* _Input rows_
>>>>
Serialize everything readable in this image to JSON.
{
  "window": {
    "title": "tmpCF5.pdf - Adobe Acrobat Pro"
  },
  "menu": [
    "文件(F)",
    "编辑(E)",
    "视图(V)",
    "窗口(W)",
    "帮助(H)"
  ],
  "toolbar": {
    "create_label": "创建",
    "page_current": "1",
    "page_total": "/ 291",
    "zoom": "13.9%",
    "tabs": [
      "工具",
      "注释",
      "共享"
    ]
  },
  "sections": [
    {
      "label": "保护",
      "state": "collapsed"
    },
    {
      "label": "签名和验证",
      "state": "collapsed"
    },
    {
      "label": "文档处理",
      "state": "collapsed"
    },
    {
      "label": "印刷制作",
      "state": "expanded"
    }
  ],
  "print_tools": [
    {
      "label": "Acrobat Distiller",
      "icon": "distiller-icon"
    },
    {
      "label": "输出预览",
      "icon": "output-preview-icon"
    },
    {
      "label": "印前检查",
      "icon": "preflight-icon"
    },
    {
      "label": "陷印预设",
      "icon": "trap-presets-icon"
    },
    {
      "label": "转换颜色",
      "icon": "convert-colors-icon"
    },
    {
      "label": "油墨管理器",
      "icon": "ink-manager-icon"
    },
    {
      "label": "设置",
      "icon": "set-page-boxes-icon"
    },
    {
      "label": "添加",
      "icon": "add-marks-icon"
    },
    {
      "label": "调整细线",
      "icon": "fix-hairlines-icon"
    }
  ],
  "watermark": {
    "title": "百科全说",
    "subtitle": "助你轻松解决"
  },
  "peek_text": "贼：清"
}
<<<<
* _The exercise_
Every record should be repeated exactly; please leave none out.

* _Correct output_
Serialize everything readable in this image to JSON.
{
  "window": {
    "title": "tmpCF5.pdf - Adobe Acrobat Pro"
  },
  "menu": [
    "文件(F)",
    "编辑(E)",
    "视图(V)",
    "窗口(W)",
    "帮助(H)"
  ],
  "toolbar": {
    "create_label": "创建",
    "page_current": "1",
    "page_total": "/ 291",
    "zoom": "13.9%",
    "tabs": [
      "工具",
      "注释",
      "共享"
    ]
  },
  "sections": [
    {
      "label": "保护",
      "state": "collapsed"
    },
    {
      "label": "签名和验证",
      "state": "collapsed"
    },
    {
      "label": "文档处理",
      "state": "collapsed"
    },
    {
      "label": "印刷制作",
      "state": "expanded"
    }
  ],
  "print_tools": [
    {
      "label": "Acrobat Distiller",
      "icon": "distiller-icon"
    },
    {
      "label": "输出预览",
      "icon": "output-preview-icon"
    },
    {
      "label": "印前检查",
      "icon": "preflight-icon"
    },
    {
      "label": "陷印预设",
      "icon": "trap-presets-icon"
    },
    {
      "label": "转换颜色",
      "icon": "convert-colors-icon"
    },
    {
      "label": "油墨管理器",
      "icon": "ink-manager-icon"
    },
    {
      "label": "设置",
      "icon": "set-page-boxes-icon"
    },
    {
      "label": "添加",
      "icon": "add-marks-icon"
    },
    {
      "label": "调整细线",
      "icon": "fix-hairlines-icon"
    }
  ],
  "watermark": {
    "title": "百科全说",
    "subtitle": "助你轻松解决"
  },
  "peek_text": "贼：清"
}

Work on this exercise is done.